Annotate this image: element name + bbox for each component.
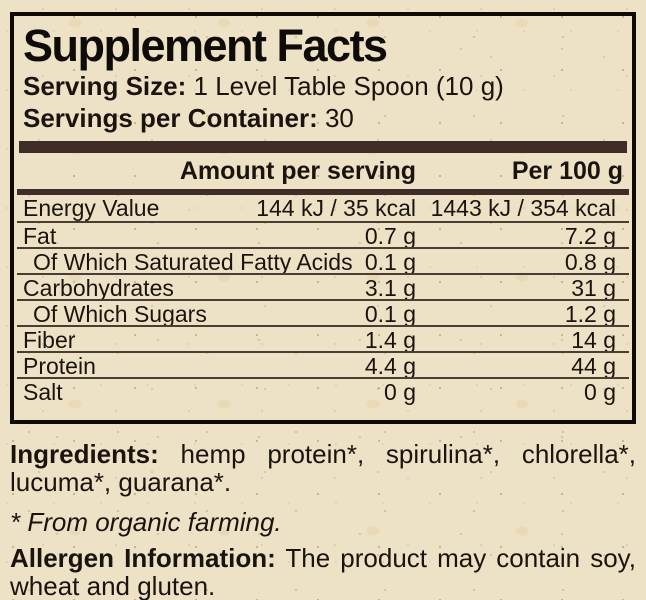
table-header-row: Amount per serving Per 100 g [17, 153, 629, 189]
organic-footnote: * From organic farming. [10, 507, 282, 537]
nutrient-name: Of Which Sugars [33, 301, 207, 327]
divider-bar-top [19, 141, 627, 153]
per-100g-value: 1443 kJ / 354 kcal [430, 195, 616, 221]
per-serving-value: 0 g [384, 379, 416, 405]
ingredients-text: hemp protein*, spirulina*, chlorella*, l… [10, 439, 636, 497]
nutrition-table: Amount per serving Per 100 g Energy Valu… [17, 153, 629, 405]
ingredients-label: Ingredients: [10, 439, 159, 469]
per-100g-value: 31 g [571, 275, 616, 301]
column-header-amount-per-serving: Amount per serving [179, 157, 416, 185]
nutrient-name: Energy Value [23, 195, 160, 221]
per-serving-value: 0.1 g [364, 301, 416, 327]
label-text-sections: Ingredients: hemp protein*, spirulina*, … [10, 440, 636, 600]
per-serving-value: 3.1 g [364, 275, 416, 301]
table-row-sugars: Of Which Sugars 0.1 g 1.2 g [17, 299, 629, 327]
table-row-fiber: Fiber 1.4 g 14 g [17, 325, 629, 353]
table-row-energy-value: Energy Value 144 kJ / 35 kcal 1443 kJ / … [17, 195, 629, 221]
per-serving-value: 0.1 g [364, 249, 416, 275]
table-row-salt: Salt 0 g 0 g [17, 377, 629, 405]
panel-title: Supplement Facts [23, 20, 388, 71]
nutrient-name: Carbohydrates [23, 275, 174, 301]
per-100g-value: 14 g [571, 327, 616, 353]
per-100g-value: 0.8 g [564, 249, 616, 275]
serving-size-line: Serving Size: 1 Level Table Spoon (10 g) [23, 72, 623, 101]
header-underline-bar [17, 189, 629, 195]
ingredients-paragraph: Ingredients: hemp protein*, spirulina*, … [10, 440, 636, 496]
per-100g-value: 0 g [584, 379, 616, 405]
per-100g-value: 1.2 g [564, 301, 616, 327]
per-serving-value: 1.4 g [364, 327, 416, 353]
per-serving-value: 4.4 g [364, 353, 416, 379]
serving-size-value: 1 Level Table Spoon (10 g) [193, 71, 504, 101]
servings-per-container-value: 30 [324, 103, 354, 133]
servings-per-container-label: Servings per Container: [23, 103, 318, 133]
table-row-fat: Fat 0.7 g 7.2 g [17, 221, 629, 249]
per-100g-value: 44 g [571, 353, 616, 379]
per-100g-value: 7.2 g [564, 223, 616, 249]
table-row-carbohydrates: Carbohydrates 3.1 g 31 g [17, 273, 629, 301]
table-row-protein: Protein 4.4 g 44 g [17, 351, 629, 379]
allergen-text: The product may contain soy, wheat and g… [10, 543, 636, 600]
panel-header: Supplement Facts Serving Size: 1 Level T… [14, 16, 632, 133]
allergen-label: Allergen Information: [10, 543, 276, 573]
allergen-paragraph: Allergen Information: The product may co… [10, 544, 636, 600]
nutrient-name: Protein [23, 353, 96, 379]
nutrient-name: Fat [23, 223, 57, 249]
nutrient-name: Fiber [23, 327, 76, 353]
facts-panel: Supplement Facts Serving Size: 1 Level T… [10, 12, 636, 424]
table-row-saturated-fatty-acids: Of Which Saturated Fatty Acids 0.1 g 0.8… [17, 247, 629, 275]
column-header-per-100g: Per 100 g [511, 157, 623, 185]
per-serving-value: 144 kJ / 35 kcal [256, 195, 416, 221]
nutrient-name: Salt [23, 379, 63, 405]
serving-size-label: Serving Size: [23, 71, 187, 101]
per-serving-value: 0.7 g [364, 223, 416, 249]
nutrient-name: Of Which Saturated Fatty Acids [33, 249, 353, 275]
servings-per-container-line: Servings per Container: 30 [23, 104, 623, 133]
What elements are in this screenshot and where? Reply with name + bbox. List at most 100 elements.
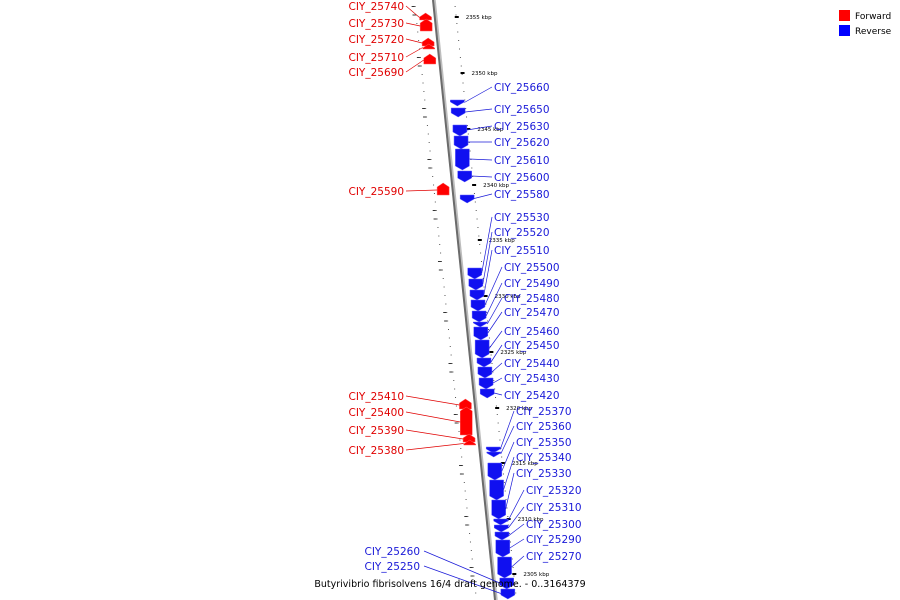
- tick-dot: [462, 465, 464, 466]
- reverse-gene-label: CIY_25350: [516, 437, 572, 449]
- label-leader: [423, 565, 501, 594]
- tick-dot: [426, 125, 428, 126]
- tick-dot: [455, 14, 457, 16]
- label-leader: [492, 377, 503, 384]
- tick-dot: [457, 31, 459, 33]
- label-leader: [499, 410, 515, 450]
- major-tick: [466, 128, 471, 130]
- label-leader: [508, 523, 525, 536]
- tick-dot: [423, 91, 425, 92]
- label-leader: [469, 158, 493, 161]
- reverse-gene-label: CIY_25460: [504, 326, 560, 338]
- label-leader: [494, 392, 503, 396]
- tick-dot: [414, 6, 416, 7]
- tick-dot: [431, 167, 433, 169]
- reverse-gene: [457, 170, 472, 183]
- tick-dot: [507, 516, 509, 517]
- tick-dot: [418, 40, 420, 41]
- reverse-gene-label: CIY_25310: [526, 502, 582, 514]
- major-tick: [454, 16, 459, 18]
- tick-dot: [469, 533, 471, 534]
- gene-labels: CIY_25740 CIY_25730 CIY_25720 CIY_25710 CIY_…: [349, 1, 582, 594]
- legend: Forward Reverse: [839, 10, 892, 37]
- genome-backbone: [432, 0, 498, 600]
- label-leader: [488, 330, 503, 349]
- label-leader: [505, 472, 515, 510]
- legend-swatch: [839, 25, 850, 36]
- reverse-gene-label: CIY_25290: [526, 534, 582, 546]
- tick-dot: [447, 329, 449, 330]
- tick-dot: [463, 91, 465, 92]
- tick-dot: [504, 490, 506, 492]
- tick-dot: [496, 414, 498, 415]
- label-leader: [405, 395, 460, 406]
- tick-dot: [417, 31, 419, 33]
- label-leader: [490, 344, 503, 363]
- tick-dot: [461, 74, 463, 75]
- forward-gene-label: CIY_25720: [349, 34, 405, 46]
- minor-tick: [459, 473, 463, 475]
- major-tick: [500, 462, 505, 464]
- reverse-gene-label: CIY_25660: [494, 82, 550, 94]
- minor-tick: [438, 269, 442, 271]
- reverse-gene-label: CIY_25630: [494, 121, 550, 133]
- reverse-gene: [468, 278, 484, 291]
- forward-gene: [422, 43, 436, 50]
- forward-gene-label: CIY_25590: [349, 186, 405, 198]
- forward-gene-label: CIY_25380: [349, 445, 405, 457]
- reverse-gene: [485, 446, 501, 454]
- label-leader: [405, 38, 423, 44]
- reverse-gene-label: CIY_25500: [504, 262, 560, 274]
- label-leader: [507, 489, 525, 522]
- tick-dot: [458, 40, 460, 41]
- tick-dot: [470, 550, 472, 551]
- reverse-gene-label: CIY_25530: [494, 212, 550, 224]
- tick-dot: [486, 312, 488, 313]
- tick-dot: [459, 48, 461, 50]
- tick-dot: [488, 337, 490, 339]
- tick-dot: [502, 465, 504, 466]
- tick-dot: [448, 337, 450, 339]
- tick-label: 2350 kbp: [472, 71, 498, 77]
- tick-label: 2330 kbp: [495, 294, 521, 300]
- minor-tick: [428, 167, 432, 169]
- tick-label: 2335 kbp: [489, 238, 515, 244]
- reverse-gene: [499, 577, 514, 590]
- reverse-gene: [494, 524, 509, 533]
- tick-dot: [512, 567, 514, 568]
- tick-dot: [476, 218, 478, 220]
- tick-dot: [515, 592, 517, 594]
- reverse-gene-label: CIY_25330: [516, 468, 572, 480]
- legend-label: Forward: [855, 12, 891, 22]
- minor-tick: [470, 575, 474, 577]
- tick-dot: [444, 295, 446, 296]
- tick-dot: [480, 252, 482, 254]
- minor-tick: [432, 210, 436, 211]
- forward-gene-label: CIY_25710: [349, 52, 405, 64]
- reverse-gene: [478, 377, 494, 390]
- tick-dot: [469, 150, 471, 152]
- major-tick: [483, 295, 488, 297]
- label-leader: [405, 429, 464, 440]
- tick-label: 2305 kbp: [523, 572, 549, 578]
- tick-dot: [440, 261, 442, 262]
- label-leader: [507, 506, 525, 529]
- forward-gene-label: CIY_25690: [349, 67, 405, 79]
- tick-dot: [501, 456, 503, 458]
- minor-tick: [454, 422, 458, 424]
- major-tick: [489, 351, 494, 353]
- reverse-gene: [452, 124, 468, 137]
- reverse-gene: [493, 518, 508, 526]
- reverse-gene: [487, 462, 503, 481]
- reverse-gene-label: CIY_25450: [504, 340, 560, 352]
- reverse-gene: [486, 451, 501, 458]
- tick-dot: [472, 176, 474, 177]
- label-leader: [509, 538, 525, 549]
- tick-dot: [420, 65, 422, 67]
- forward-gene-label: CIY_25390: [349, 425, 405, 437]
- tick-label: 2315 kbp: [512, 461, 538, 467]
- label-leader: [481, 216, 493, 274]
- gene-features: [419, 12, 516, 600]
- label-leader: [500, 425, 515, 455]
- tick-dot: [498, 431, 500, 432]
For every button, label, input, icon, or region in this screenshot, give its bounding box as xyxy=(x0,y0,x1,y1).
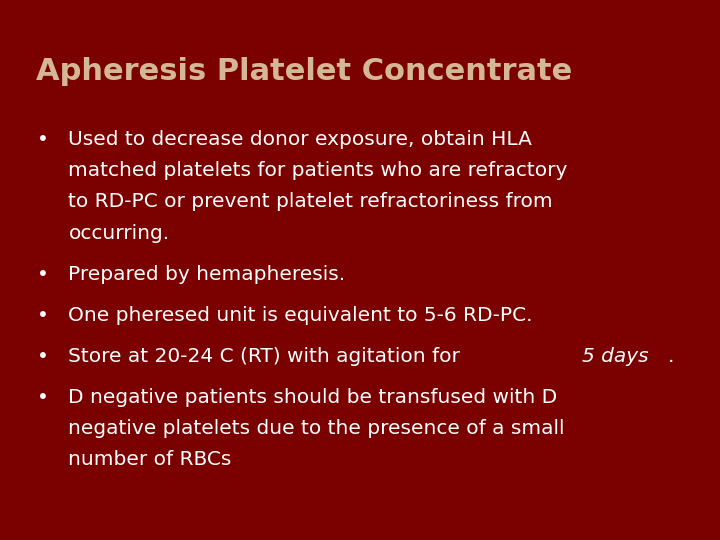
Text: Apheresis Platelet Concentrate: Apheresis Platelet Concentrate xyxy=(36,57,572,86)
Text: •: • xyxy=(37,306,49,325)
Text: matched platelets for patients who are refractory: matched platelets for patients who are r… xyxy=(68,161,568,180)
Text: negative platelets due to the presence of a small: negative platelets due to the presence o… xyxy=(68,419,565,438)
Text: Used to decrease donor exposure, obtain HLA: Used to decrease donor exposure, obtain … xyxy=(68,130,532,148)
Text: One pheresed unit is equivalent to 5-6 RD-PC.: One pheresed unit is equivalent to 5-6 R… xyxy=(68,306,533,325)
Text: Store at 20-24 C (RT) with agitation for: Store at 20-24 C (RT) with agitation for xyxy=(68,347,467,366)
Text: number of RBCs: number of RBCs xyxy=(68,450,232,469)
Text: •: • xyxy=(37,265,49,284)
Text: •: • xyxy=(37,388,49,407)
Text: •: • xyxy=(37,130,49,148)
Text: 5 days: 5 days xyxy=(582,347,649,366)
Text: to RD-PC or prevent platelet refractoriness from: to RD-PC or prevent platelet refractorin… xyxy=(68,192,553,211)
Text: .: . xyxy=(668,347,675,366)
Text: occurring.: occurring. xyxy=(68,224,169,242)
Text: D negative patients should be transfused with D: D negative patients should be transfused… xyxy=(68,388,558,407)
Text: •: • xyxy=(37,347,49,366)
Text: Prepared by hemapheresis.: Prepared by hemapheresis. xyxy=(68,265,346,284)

::::

**Task to carry out:** Show the lines in the entries above that include the string "spirulina".

**Result of the exercise:**
ingredients-text: hemp protein*, spirulina*, chlorella*, l… [10, 439, 636, 497]
label-text-sections: Ingredients: hemp protein*, spirulina*, … [10, 440, 636, 600]
ingredients-paragraph: Ingredients: hemp protein*, spirulina*, … [10, 440, 636, 496]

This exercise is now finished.